• **Data entries**

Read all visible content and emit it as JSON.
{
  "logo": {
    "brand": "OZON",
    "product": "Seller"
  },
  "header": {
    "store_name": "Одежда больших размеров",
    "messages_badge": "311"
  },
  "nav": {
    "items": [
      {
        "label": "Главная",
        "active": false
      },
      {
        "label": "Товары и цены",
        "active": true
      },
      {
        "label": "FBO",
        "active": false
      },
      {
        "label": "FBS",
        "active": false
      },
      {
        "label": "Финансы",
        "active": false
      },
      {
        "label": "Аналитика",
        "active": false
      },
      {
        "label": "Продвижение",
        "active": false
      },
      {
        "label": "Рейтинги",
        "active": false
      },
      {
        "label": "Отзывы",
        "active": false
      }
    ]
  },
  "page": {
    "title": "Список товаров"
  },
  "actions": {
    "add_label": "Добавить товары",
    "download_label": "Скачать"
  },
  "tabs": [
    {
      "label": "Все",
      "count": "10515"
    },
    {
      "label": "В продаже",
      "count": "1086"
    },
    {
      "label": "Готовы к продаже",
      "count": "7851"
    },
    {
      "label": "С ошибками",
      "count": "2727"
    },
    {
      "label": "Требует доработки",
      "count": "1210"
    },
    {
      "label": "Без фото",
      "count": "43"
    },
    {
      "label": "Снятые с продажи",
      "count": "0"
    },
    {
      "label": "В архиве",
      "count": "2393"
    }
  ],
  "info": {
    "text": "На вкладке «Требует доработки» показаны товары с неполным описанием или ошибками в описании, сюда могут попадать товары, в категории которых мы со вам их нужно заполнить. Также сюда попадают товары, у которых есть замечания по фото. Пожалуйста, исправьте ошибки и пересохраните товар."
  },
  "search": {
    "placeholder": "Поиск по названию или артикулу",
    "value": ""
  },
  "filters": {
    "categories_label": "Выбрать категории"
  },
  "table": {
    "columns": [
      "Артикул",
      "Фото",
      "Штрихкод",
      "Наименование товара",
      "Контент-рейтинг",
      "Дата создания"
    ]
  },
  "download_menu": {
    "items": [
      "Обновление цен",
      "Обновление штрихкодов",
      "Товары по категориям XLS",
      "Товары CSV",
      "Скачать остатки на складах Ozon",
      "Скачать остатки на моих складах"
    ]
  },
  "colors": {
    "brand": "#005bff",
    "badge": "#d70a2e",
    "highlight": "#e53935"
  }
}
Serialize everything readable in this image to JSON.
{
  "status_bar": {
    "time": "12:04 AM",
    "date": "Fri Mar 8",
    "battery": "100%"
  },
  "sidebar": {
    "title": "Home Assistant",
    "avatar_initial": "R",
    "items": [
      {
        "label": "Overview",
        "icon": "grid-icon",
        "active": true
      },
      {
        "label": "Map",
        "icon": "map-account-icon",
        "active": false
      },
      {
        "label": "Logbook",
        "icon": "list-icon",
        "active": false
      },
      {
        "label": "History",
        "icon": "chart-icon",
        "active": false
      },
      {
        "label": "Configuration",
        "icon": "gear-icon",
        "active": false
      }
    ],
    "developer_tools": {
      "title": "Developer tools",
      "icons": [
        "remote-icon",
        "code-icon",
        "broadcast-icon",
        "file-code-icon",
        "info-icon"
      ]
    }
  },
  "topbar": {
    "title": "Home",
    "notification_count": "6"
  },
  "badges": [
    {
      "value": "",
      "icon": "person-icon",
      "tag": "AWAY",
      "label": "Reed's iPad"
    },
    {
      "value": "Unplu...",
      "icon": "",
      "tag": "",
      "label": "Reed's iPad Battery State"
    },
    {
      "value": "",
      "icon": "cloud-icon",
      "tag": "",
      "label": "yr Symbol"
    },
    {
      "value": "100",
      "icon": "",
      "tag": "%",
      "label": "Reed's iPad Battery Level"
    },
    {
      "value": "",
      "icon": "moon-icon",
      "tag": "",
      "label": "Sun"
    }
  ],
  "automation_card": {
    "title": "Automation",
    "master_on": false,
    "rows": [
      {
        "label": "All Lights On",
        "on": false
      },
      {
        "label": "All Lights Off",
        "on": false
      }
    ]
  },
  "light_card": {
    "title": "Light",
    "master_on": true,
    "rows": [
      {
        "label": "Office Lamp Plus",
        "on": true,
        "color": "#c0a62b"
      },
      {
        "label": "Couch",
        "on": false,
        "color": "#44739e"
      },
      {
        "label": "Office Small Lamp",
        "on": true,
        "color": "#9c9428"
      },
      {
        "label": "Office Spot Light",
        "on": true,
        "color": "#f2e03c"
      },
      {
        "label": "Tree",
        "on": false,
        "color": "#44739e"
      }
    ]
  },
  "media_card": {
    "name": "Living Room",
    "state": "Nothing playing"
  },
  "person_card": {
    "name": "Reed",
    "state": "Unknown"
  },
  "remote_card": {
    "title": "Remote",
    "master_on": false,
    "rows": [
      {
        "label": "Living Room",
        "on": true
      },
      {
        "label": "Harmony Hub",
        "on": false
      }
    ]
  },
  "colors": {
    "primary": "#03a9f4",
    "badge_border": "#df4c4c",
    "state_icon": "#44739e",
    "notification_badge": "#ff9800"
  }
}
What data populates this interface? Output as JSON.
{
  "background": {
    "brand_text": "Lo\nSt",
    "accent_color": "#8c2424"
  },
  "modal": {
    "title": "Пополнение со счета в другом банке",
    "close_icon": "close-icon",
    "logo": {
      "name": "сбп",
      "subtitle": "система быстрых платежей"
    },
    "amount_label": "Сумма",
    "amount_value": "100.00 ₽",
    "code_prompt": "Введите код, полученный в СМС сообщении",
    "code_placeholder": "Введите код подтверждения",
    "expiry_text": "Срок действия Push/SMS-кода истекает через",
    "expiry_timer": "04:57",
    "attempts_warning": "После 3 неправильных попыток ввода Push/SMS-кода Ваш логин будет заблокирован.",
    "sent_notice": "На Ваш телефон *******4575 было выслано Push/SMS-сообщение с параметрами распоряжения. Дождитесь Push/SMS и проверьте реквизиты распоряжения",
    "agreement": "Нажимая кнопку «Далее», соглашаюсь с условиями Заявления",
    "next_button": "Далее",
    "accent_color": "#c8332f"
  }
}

• **DIRECTIVE**
Using the data above, copy each line that contains "this".

• **COMPLETE RESPONSE**
Serialize everything readable in this image to JSON.
What data populates this interface? Output as JSON.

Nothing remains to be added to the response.